--- Start ---

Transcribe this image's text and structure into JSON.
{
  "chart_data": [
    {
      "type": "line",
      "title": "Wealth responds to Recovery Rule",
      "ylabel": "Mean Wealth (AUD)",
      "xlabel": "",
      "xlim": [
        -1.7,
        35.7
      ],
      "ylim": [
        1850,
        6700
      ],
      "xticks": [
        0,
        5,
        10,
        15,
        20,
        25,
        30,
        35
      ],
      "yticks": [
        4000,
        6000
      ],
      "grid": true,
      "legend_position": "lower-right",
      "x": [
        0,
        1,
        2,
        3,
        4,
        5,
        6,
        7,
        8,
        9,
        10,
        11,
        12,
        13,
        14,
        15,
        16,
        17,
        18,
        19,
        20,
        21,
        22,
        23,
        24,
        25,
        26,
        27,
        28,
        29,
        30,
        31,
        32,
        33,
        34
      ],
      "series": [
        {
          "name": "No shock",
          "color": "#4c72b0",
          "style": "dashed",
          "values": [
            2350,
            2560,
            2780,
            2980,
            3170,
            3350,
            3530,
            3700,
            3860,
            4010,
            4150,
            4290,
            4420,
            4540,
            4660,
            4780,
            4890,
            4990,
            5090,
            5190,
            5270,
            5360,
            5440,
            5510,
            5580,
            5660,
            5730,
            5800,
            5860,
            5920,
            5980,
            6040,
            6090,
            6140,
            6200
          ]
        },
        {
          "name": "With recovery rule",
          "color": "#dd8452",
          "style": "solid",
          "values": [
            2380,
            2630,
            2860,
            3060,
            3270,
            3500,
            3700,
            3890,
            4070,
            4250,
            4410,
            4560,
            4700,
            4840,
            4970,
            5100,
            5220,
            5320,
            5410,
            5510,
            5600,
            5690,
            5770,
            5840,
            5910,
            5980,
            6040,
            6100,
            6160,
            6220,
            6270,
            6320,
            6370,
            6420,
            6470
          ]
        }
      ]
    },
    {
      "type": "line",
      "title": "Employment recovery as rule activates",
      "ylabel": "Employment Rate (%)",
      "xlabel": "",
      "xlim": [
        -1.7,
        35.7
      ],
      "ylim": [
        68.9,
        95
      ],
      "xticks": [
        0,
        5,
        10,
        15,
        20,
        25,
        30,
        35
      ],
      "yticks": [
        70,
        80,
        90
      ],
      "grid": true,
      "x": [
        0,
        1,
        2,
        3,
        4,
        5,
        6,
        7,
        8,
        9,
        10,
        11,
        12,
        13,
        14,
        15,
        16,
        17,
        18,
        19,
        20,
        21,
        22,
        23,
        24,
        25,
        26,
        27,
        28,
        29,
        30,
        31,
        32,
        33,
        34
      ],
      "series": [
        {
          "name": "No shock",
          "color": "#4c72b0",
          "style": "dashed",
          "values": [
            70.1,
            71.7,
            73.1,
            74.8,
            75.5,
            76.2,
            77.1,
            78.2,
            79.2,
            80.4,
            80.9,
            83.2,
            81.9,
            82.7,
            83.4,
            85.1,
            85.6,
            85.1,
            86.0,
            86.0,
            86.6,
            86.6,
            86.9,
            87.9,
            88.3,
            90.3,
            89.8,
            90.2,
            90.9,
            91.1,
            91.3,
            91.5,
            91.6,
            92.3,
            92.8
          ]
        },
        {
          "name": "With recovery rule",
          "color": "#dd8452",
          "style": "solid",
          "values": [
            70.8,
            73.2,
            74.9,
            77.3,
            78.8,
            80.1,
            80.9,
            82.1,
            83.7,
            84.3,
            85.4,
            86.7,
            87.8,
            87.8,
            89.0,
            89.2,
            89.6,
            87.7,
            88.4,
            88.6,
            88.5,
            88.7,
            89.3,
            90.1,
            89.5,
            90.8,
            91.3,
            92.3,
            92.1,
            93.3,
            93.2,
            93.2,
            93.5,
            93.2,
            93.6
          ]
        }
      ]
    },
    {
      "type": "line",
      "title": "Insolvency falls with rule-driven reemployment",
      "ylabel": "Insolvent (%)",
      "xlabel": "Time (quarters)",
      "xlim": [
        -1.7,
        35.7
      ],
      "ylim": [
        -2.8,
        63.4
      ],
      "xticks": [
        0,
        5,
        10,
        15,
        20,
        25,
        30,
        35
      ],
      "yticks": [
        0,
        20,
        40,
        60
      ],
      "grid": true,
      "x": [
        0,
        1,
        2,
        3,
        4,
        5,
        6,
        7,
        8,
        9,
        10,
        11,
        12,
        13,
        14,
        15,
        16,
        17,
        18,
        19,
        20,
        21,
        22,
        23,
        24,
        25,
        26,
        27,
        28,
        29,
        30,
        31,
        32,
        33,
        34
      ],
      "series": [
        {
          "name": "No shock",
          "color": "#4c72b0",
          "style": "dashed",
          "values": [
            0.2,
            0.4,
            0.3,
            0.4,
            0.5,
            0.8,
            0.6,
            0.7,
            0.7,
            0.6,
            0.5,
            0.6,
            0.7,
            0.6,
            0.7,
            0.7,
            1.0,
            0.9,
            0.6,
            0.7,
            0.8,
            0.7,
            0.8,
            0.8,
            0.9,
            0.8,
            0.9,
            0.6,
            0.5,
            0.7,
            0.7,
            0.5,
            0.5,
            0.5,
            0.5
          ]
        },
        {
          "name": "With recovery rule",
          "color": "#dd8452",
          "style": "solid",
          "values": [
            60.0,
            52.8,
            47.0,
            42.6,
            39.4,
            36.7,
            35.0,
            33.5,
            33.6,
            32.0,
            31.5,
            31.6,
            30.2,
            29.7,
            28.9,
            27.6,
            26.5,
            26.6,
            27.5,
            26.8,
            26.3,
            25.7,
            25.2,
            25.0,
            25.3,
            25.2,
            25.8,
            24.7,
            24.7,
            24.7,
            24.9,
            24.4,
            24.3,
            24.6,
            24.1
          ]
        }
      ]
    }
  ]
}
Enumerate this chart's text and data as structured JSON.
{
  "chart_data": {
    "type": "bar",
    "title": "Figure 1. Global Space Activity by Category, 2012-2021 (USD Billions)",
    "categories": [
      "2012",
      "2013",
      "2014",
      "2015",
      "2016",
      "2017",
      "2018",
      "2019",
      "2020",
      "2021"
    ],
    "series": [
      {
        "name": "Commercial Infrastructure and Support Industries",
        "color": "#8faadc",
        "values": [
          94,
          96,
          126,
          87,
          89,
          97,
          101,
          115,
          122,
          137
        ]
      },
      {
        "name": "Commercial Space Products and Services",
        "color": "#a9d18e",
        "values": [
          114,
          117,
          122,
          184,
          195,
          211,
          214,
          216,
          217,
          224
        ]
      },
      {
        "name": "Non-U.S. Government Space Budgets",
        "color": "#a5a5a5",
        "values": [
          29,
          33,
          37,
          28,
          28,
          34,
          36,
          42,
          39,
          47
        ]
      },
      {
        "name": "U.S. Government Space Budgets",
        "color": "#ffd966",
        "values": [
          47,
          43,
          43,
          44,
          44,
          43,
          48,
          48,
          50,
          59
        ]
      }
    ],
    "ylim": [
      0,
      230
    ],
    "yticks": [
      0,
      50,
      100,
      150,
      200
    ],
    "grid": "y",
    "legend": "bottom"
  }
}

--- End ---

## Task instructions:
Write out every entry again exactly, please, with nothing missing.

## The solution:
Transcribe this image's text and structure into JSON.
{
  "chart_data": [
    {
      "type": "line",
      "title": "Wealth responds to Recovery Rule",
      "ylabel": "Mean Wealth (AUD)",
      "xlabel": "",
      "xlim": [
        -1.7,
        35.7
      ],
      "ylim": [
        1850,
        6700
      ],
      "xticks": [
        0,
        5,
        10,
        15,
        20,
        25,
        30,
        35
      ],
      "yticks": [
        4000,
        6000
      ],
      "grid": true,
      "legend_position": "lower-right",
      "x": [
        0,
        1,
        2,
        3,
        4,
        5,
        6,
        7,
        8,
        9,
        10,
        11,
        12,
        13,
        14,
        15,
        16,
        17,
        18,
        19,
        20,
        21,
        22,
        23,
        24,
        25,
        26,
        27,
        28,
        29,
        30,
        31,
        32,
        33,
        34
      ],
      "series": [
        {
          "name": "No shock",
          "color": "#4c72b0",
          "style": "dashed",
          "values": [
            2350,
            2560,
            2780,
            2980,
            3170,
            3350,
            3530,
            3700,
            3860,
            4010,
            4150,
            4290,
            4420,
            4540,
            4660,
            4780,
            4890,
            4990,
            5090,
            5190,
            5270,
            5360,
            5440,
            5510,
            5580,
            5660,
            5730,
            5800,
            5860,
            5920,
            5980,
            6040,
            6090,
            6140,
            6200
          ]
        },
        {
          "name": "With recovery rule",
          "color": "#dd8452",
          "style": "solid",
          "values": [
            2380,
            2630,
            2860,
            3060,
            3270,
            3500,
            3700,
            3890,
            4070,
            4250,
            4410,
            4560,
            4700,
            4840,
            4970,
            5100,
            5220,
            5320,
            5410,
            5510,
            5600,
            5690,
            5770,
            5840,
            5910,
            5980,
            6040,
            6100,
            6160,
            6220,
            6270,
            6320,
            6370,
            6420,
            6470
          ]
        }
      ]
    },
    {
      "type": "line",
      "title": "Employment recovery as rule activates",
      "ylabel": "Employment Rate (%)",
      "xlabel": "",
      "xlim": [
        -1.7,
        35.7
      ],
      "ylim": [
        68.9,
        95
      ],
      "xticks": [
        0,
        5,
        10,
        15,
        20,
        25,
        30,
        35
      ],
      "yticks": [
        70,
        80,
        90
      ],
      "grid": true,
      "x": [
        0,
        1,
        2,
        3,
        4,
        5,
        6,
        7,
        8,
        9,
        10,
        11,
        12,
        13,
        14,
        15,
        16,
        17,
        18,
        19,
        20,
        21,
        22,
        23,
        24,
        25,
        26,
        27,
        28,
        29,
        30,
        31,
        32,
        33,
        34
      ],
      "series": [
        {
          "name": "No shock",
          "color": "#4c72b0",
          "style": "dashed",
          "values": [
            70.1,
            71.7,
            73.1,
            74.8,
            75.5,
            76.2,
            77.1,
            78.2,
            79.2,
            80.4,
            80.9,
            83.2,
            81.9,
            82.7,
            83.4,
            85.1,
            85.6,
            85.1,
            86.0,
            86.0,
            86.6,
            86.6,
            86.9,
            87.9,
            88.3,
            90.3,
            89.8,
            90.2,
            90.9,
            91.1,
            91.3,
            91.5,
            91.6,
            92.3,
            92.8
          ]
        },
        {
          "name": "With recovery rule",
          "color": "#dd8452",
          "style": "solid",
          "values": [
            70.8,
            73.2,
            74.9,
            77.3,
            78.8,
            80.1,
            80.9,
            82.1,
            83.7,
            84.3,
            85.4,
            86.7,
            87.8,
            87.8,
            89.0,
            89.2,
            89.6,
            87.7,
            88.4,
            88.6,
            88.5,
            88.7,
            89.3,
            90.1,
            89.5,
            90.8,
            91.3,
            92.3,
            92.1,
            93.3,
            93.2,
            93.2,
            93.5,
            93.2,
            93.6
          ]
        }
      ]
    },
    {
      "type": "line",
      "title": "Insolvency falls with rule-driven reemployment",
      "ylabel": "Insolvent (%)",
      "xlabel": "Time (quarters)",
      "xlim": [
        -1.7,
        35.7
      ],
      "ylim": [
        -2.8,
        63.4
      ],
      "xticks": [
        0,
        5,
        10,
        15,
        20,
        25,
        30,
        35
      ],
      "yticks": [
        0,
        20,
        40,
        60
      ],
      "grid": true,
      "x": [
        0,
        1,
        2,
        3,
        4,
        5,
        6,
        7,
        8,
        9,
        10,
        11,
        12,
        13,
        14,
        15,
        16,
        17,
        18,
        19,
        20,
        21,
        22,
        23,
        24,
        25,
        26,
        27,
        28,
        29,
        30,
        31,
        32,
        33,
        34
      ],
      "series": [
        {
          "name": "No shock",
          "color": "#4c72b0",
          "style": "dashed",
          "values": [
            0.2,
            0.4,
            0.3,
            0.4,
            0.5,
            0.8,
            0.6,
            0.7,
            0.7,
            0.6,
            0.5,
            0.6,
            0.7,
            0.6,
            0.7,
            0.7,
            1.0,
            0.9,
            0.6,
            0.7,
            0.8,
            0.7,
            0.8,
            0.8,
            0.9,
            0.8,
            0.9,
            0.6,
            0.5,
            0.7,
            0.7,
            0.5,
            0.5,
            0.5,
            0.5
          ]
        },
        {
          "name": "With recovery rule",
          "color": "#dd8452",
          "style": "solid",
          "values": [
            60.0,
            52.8,
            47.0,
            42.6,
            39.4,
            36.7,
            35.0,
            33.5,
            33.6,
            32.0,
            31.5,
            31.6,
            30.2,
            29.7,
            28.9,
            27.6,
            26.5,
            26.6,
            27.5,
            26.8,
            26.3,
            25.7,
            25.2,
            25.0,
            25.3,
            25.2,
            25.8,
            24.7,
            24.7,
            24.7,
            24.9,
            24.4,
            24.3,
            24.6,
            24.1
          ]
        }
      ]
    }
  ]
}
Enumerate this chart's text and data as structured JSON.
{
  "chart_data": {
    "type": "bar",
    "title": "Figure 1. Global Space Activity by Category, 2012-2021 (USD Billions)",
    "categories": [
      "2012",
      "2013",
      "2014",
      "2015",
      "2016",
      "2017",
      "2018",
      "2019",
      "2020",
      "2021"
    ],
    "series": [
      {
        "name": "Commercial Infrastructure and Support Industries",
        "color": "#8faadc",
        "values": [
          94,
          96,
          126,
          87,
          89,
          97,
          101,
          115,
          122,
          137
        ]
      },
      {
        "name": "Commercial Space Products and Services",
        "color": "#a9d18e",
        "values": [
          114,
          117,
          122,
          184,
          195,
          211,
          214,
          216,
          217,
          224
        ]
      },
      {
        "name": "Non-U.S. Government Space Budgets",
        "color": "#a5a5a5",
        "values": [
          29,
          33,
          37,
          28,
          28,
          34,
          36,
          42,
          39,
          47
        ]
      },
      {
        "name": "U.S. Government Space Budgets",
        "color": "#ffd966",
        "values": [
          47,
          43,
          43,
          44,
          44,
          43,
          48,
          48,
          50,
          59
        ]
      }
    ],
    "ylim": [
      0,
      230
    ],
    "yticks": [
      0,
      50,
      100,
      150,
      200
    ],
    "grid": "y",
    "legend": "bottom"
  }
}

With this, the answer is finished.